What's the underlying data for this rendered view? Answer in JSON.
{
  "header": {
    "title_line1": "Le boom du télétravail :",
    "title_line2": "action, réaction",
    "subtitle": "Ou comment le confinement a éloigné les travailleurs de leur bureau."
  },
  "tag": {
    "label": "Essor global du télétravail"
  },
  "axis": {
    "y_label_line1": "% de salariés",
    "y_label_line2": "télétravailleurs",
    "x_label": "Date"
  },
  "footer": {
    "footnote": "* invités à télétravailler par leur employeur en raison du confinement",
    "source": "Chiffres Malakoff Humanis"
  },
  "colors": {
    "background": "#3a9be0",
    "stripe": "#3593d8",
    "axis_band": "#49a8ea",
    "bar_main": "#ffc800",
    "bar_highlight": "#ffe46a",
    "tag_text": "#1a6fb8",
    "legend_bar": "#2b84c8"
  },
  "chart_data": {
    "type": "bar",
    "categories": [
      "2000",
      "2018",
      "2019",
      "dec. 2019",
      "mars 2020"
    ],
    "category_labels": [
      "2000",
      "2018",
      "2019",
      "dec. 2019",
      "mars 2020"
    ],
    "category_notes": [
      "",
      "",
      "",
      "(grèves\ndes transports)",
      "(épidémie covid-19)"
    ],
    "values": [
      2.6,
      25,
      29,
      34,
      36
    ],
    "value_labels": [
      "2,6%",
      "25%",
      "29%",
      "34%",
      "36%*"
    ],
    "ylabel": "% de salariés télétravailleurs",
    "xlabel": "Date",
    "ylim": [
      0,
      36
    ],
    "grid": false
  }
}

========

▶ [Your instructions]: List every line above containing the word "confinement".

▶ [Full response]:
    "subtitle": "Ou comment le confinement a éloigné les travailleurs de leur bureau."
    "footnote": "* invités à télétravailler par leur employeur en raison du confinement",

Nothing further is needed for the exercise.